Problem | Isolate every line in the records below with "ylabel" in it.

(Dataset listings of figures)
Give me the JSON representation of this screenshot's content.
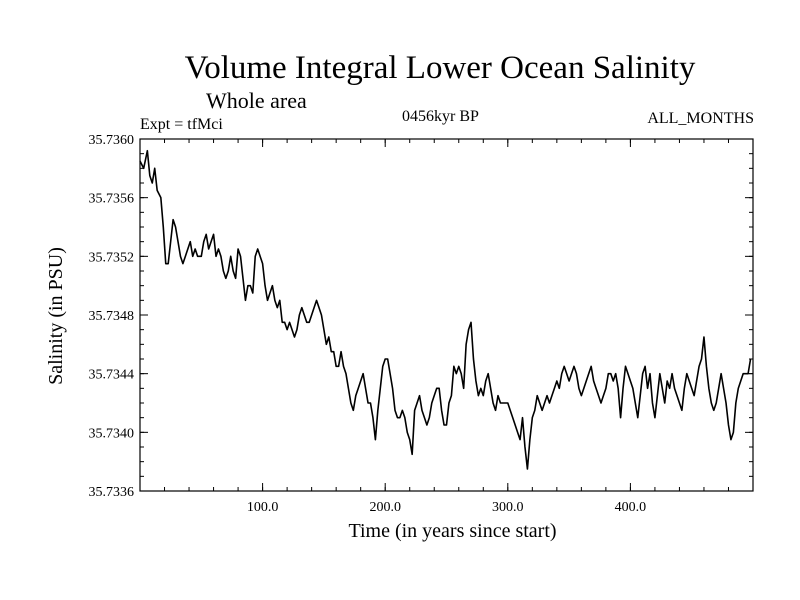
{
  "chart_data": {
    "type": "line",
    "title": "Volume Integral Lower Ocean Salinity",
    "subtitle": "Whole area",
    "experiment": "Expt = tfMci",
    "period": "0456kyr BP",
    "months": "ALL_MONTHS",
    "xlabel": "Time (in years since start)",
    "ylabel": "Salinity (in PSU)",
    "xlim": [
      0,
      500
    ],
    "ylim": [
      35.7336,
      35.736
    ],
    "x_ticks": [
      100,
      200,
      300,
      400
    ],
    "x_tick_labels": [
      "100.0",
      "200.0",
      "300.0",
      "400.0"
    ],
    "y_ticks": [
      35.7336,
      35.734,
      35.7344,
      35.7348,
      35.7352,
      35.7356,
      35.736
    ],
    "y_tick_labels": [
      "35.7336",
      "35.7340",
      "35.7344",
      "35.7348",
      "35.7352",
      "35.7356",
      "35.7360"
    ],
    "grid": false,
    "series": [
      {
        "color": "#000000",
        "x": [
          0,
          3,
          6,
          8,
          10,
          12,
          14,
          17,
          19,
          21,
          23,
          25,
          27,
          29,
          31,
          33,
          35,
          37,
          39,
          41,
          43,
          45,
          47,
          50,
          52,
          54,
          56,
          58,
          60,
          62,
          64,
          66,
          68,
          70,
          72,
          74,
          76,
          78,
          80,
          82,
          84,
          86,
          88,
          90,
          92,
          94,
          96,
          98,
          100,
          102,
          104,
          106,
          108,
          110,
          112,
          114,
          116,
          118,
          120,
          122,
          124,
          126,
          128,
          130,
          132,
          134,
          136,
          138,
          140,
          142,
          144,
          146,
          148,
          150,
          152,
          154,
          156,
          158,
          160,
          162,
          164,
          166,
          168,
          170,
          172,
          174,
          176,
          178,
          180,
          182,
          184,
          186,
          188,
          190,
          192,
          194,
          196,
          198,
          200,
          202,
          204,
          206,
          208,
          210,
          212,
          214,
          216,
          218,
          220,
          222,
          224,
          226,
          228,
          230,
          232,
          234,
          236,
          238,
          240,
          242,
          244,
          246,
          248,
          250,
          252,
          254,
          256,
          258,
          260,
          262,
          264,
          266,
          268,
          270,
          272,
          274,
          276,
          278,
          280,
          282,
          284,
          286,
          288,
          290,
          292,
          294,
          296,
          298,
          300,
          302,
          304,
          306,
          308,
          310,
          312,
          314,
          316,
          318,
          320,
          322,
          324,
          326,
          328,
          330,
          332,
          334,
          336,
          338,
          340,
          342,
          344,
          346,
          348,
          350,
          352,
          354,
          356,
          358,
          360,
          362,
          364,
          366,
          368,
          370,
          372,
          374,
          376,
          378,
          380,
          382,
          384,
          386,
          388,
          390,
          392,
          394,
          396,
          398,
          400,
          402,
          404,
          406,
          408,
          410,
          412,
          414,
          416,
          418,
          420,
          422,
          424,
          426,
          428,
          430,
          432,
          434,
          436,
          438,
          440,
          442,
          444,
          446,
          448,
          450,
          452,
          454,
          456,
          458,
          460,
          462,
          464,
          466,
          468,
          470,
          472,
          474,
          476,
          478,
          480,
          482,
          484,
          486,
          488,
          490,
          492,
          494,
          496,
          498
        ],
        "y": [
          35.73585,
          35.7358,
          35.73592,
          35.73575,
          35.7357,
          35.7358,
          35.73565,
          35.7356,
          35.7354,
          35.73515,
          35.73515,
          35.7353,
          35.73545,
          35.7354,
          35.7353,
          35.7352,
          35.73515,
          35.7352,
          35.73525,
          35.7353,
          35.7352,
          35.73525,
          35.7352,
          35.7352,
          35.7353,
          35.73535,
          35.73525,
          35.7353,
          35.73535,
          35.7352,
          35.73525,
          35.7352,
          35.7351,
          35.73505,
          35.7351,
          35.7352,
          35.7351,
          35.73505,
          35.73525,
          35.7352,
          35.73505,
          35.7349,
          35.735,
          35.735,
          35.73495,
          35.7352,
          35.73525,
          35.7352,
          35.73515,
          35.735,
          35.7349,
          35.73495,
          35.735,
          35.7349,
          35.73485,
          35.7349,
          35.73475,
          35.73475,
          35.7347,
          35.73475,
          35.7347,
          35.73465,
          35.7347,
          35.7348,
          35.73485,
          35.7348,
          35.73475,
          35.73475,
          35.7348,
          35.73485,
          35.7349,
          35.73485,
          35.7348,
          35.7347,
          35.7346,
          35.73465,
          35.73455,
          35.73455,
          35.73445,
          35.73445,
          35.73455,
          35.73445,
          35.7344,
          35.7343,
          35.7342,
          35.73415,
          35.73425,
          35.7343,
          35.73435,
          35.7344,
          35.7343,
          35.7342,
          35.7342,
          35.7341,
          35.73395,
          35.73415,
          35.7343,
          35.73445,
          35.7345,
          35.7345,
          35.7344,
          35.7343,
          35.73415,
          35.7341,
          35.7341,
          35.73415,
          35.7341,
          35.734,
          35.73395,
          35.73385,
          35.73415,
          35.7342,
          35.73425,
          35.73415,
          35.7341,
          35.73405,
          35.7341,
          35.7342,
          35.73425,
          35.7343,
          35.7343,
          35.73415,
          35.73405,
          35.73405,
          35.7342,
          35.73425,
          35.73445,
          35.7344,
          35.73445,
          35.7344,
          35.7343,
          35.7346,
          35.7347,
          35.73475,
          35.7345,
          35.73435,
          35.73425,
          35.7343,
          35.73425,
          35.73435,
          35.7344,
          35.7343,
          35.7342,
          35.73415,
          35.73425,
          35.7342,
          35.7342,
          35.7342,
          35.7342,
          35.73415,
          35.7341,
          35.73405,
          35.734,
          35.73395,
          35.7341,
          35.7339,
          35.73375,
          35.73395,
          35.7341,
          35.73415,
          35.73425,
          35.7342,
          35.73415,
          35.7342,
          35.73425,
          35.7342,
          35.73425,
          35.7343,
          35.73435,
          35.7343,
          35.7344,
          35.73445,
          35.7344,
          35.73435,
          35.7344,
          35.73445,
          35.7344,
          35.7343,
          35.73425,
          35.7343,
          35.73435,
          35.7344,
          35.73445,
          35.73435,
          35.7343,
          35.73425,
          35.7342,
          35.73425,
          35.7343,
          35.7344,
          35.7344,
          35.73435,
          35.7344,
          35.7343,
          35.7341,
          35.7343,
          35.73445,
          35.7344,
          35.73435,
          35.7343,
          35.7342,
          35.7341,
          35.73425,
          35.7344,
          35.73445,
          35.7343,
          35.7344,
          35.7342,
          35.7341,
          35.73425,
          35.7344,
          35.7343,
          35.7342,
          35.73435,
          35.7343,
          35.7344,
          35.7343,
          35.73425,
          35.7342,
          35.73415,
          35.7343,
          35.7344,
          35.73435,
          35.7343,
          35.73425,
          35.73435,
          35.73445,
          35.7345,
          35.73465,
          35.73445,
          35.7343,
          35.7342,
          35.73415,
          35.7342,
          35.7343,
          35.7344,
          35.7343,
          35.7342,
          35.73405,
          35.73395,
          35.734,
          35.7342,
          35.7343,
          35.73435,
          35.7344,
          35.7344,
          35.7344,
          35.7345
        ]
      }
    ]
  }
}
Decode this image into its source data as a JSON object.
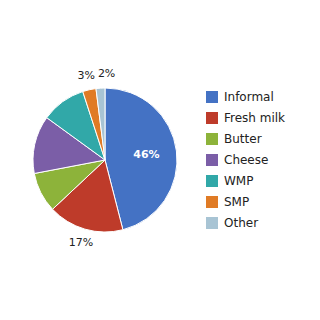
{
  "chart_data": {
    "type": "pie",
    "categories": [
      "Informal",
      "Fresh milk",
      "Butter",
      "Cheese",
      "WMP",
      "SMP",
      "Other"
    ],
    "values": [
      46,
      17,
      9,
      13,
      10,
      3,
      2
    ],
    "colors": [
      "#4472C4",
      "#BE3B2A",
      "#8DB33A",
      "#7B5EA7",
      "#31A8A8",
      "#E07B25",
      "#A8C4D4"
    ],
    "data_labels": true,
    "value_labels": [
      "46%",
      "17%",
      null,
      null,
      null,
      "3%",
      "2%"
    ],
    "legend": "right"
  }
}
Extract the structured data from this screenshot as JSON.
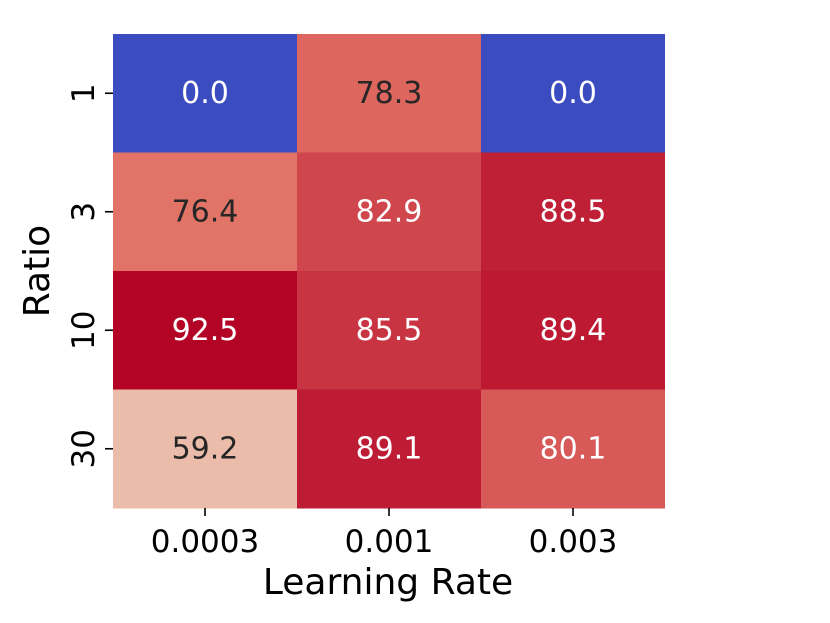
{
  "chart_data": {
    "type": "heatmap",
    "title": "",
    "xlabel": "Learning Rate",
    "ylabel": "Ratio",
    "x_categories": [
      "0.0003",
      "0.001",
      "0.003"
    ],
    "y_categories": [
      "1",
      "3",
      "10",
      "30"
    ],
    "values": [
      [
        0.0,
        78.3,
        0.0
      ],
      [
        76.4,
        82.9,
        88.5
      ],
      [
        92.5,
        85.5,
        89.4
      ],
      [
        59.2,
        89.1,
        80.1
      ]
    ],
    "cell_labels": [
      [
        "0.0",
        "78.3",
        "0.0"
      ],
      [
        "76.4",
        "82.9",
        "88.5"
      ],
      [
        "92.5",
        "85.5",
        "89.4"
      ],
      [
        "59.2",
        "89.1",
        "80.1"
      ]
    ],
    "colormap": "coolwarm",
    "colorbar": false,
    "grid": false,
    "colors": {
      "low": "#3b4cc0",
      "mid": "#dddcdc",
      "high": "#b40426",
      "text_dark": "#262626",
      "text_light": "#ffffff"
    }
  }
}
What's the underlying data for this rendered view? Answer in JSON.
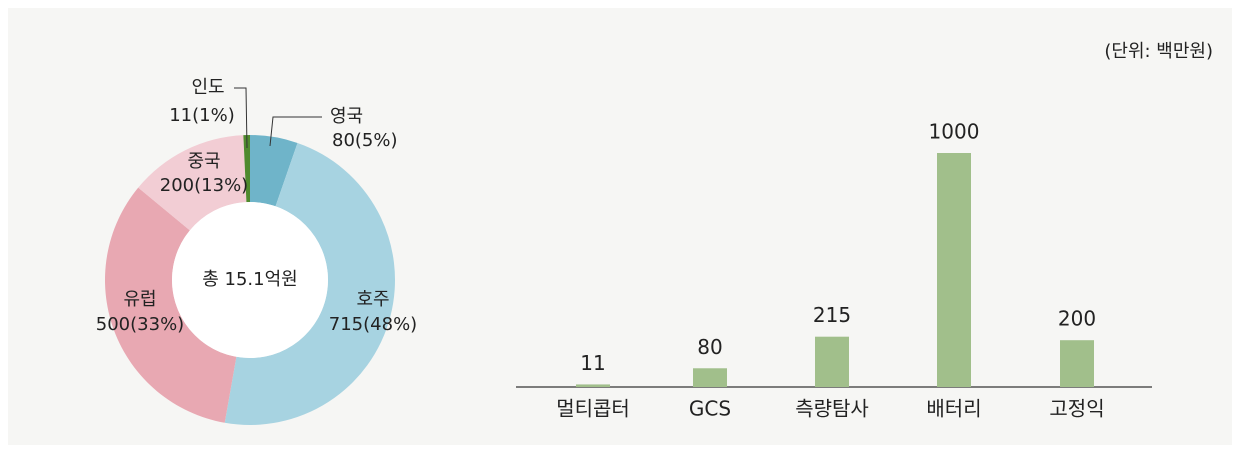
{
  "unit": "(단위: 백만원)",
  "chart_data": [
    {
      "type": "donut",
      "center_label": "총 15.1억원",
      "categories": [
        "영국",
        "호주",
        "유럽",
        "중국",
        "인도"
      ],
      "values": [
        80,
        715,
        500,
        200,
        11
      ],
      "value_labels": [
        "80(5%)",
        "715(48%)",
        "500(33%)",
        "200(13%)",
        "11(1%)"
      ],
      "colors": [
        "#6fb4c9",
        "#a7d3e1",
        "#e8a8b2",
        "#f2cdd4",
        "#4f8a2e"
      ]
    },
    {
      "type": "bar",
      "categories": [
        "멀티콥터",
        "GCS",
        "측량탐사",
        "배터리",
        "고정익"
      ],
      "values": [
        11,
        80,
        215,
        1000,
        200
      ],
      "color": "#a1bf8b"
    }
  ]
}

Result for this task |
    "ylabel": "Salinity (in PSU)",
    "ylabel": "Ratio",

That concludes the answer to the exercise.